**YOUR OBJECTIVE**
Say how many lines contain the word "EITI" and give no other text.

**DATASET**
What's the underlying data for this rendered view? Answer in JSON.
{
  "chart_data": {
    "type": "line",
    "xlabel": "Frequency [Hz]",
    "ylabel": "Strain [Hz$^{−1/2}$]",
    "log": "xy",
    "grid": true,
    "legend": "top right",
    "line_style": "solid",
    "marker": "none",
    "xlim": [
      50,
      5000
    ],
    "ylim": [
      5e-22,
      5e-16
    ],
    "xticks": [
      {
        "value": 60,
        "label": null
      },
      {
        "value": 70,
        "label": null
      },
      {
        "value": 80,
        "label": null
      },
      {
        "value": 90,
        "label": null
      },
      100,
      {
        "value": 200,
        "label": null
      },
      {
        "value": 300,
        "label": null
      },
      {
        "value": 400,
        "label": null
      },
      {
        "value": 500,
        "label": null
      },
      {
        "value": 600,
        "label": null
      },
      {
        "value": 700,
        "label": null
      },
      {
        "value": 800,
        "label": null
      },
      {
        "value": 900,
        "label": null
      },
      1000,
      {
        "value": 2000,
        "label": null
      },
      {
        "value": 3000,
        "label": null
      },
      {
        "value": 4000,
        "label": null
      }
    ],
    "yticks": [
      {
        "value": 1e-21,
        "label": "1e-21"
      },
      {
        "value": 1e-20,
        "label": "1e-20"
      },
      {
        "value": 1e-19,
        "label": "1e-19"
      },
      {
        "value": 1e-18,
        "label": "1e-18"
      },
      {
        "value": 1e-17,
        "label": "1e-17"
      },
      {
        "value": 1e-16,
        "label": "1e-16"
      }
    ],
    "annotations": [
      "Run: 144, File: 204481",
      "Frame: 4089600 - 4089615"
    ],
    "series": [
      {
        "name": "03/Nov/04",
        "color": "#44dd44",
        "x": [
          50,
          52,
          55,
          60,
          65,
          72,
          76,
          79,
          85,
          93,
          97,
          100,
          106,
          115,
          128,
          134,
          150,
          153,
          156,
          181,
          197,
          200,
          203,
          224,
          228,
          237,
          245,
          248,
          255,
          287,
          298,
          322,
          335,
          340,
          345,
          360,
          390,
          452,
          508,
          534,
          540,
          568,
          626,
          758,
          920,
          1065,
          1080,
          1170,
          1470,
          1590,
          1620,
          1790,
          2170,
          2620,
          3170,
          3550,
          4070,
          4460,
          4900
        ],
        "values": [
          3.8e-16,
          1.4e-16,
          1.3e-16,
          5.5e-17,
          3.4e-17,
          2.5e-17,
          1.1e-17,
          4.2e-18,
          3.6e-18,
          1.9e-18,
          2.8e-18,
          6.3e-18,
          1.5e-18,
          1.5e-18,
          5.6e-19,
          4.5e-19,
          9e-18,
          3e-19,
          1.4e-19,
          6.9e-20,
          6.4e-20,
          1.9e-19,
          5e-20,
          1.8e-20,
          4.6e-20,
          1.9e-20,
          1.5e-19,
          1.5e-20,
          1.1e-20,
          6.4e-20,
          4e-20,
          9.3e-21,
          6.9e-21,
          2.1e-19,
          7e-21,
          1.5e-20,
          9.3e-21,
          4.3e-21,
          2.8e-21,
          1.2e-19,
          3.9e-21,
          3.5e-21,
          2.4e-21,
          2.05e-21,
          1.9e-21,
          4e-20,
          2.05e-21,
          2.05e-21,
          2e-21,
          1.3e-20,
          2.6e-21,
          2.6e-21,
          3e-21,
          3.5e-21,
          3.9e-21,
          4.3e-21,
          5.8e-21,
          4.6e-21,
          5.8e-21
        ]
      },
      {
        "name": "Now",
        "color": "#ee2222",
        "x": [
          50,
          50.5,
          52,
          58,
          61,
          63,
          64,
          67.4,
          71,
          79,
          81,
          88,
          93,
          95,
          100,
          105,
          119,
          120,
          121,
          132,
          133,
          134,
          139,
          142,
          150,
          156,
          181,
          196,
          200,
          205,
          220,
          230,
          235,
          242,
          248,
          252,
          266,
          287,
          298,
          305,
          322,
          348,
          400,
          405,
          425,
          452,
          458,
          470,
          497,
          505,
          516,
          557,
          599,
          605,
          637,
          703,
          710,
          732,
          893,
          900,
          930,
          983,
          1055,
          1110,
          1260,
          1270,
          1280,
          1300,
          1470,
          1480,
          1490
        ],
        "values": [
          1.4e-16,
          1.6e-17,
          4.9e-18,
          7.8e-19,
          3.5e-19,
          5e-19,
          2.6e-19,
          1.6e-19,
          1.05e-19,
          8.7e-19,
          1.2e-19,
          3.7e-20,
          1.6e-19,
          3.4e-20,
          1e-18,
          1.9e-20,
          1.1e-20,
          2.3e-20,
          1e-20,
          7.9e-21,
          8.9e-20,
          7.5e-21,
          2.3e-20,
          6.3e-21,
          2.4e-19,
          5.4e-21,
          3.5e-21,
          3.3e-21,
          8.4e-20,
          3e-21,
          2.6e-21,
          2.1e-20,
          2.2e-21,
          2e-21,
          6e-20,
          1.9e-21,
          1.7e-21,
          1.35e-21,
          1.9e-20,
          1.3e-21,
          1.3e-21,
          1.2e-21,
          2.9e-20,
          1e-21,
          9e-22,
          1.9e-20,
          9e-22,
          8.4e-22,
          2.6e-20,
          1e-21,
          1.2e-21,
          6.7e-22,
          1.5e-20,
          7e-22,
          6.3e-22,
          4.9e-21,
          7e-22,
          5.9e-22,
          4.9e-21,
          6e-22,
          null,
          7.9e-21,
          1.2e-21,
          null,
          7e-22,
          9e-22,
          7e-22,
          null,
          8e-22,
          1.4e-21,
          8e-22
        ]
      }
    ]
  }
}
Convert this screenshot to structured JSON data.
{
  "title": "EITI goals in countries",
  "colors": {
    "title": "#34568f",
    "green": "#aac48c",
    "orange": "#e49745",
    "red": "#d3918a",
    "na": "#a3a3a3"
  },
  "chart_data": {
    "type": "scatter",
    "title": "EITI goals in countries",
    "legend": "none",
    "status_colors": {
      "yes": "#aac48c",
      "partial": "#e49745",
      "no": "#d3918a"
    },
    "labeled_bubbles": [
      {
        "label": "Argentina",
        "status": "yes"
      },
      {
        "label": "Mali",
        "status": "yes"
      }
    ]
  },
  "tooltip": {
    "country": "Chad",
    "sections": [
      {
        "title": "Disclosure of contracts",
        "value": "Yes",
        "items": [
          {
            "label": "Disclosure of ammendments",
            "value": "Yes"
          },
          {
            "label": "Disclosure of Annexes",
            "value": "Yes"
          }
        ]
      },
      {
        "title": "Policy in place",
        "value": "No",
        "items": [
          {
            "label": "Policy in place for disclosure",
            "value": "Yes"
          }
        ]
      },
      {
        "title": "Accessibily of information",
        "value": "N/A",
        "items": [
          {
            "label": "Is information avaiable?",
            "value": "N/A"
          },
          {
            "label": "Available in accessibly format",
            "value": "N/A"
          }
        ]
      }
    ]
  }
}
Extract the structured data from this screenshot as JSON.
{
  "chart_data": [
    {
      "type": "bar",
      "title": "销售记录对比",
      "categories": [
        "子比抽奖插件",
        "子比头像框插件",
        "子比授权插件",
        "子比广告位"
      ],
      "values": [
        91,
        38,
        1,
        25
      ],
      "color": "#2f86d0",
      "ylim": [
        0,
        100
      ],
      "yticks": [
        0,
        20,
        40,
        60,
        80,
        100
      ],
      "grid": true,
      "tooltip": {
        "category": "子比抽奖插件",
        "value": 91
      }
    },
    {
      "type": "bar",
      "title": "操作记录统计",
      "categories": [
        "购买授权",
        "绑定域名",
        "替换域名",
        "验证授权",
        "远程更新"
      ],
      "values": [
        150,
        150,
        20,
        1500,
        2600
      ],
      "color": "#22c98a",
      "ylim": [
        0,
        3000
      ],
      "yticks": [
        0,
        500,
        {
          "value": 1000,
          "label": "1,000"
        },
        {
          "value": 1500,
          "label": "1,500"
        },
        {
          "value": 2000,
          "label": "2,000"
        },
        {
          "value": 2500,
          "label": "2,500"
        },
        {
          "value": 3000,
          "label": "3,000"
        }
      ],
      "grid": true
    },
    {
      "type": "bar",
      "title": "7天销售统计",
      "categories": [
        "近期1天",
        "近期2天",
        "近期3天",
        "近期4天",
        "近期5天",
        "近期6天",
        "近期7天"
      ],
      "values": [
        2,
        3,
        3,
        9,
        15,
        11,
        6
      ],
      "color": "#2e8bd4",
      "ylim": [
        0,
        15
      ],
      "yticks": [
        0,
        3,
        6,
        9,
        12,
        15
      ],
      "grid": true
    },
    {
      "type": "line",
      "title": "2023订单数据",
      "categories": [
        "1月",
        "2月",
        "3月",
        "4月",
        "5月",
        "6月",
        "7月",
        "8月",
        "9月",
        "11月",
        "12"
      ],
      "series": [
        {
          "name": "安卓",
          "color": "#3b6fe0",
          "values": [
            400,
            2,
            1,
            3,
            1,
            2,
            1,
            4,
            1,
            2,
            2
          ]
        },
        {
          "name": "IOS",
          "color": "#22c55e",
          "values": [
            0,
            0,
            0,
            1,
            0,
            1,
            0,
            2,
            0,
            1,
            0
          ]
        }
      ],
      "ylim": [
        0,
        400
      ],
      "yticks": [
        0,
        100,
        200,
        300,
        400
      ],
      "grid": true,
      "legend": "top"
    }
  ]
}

**RESULT BELOW**
2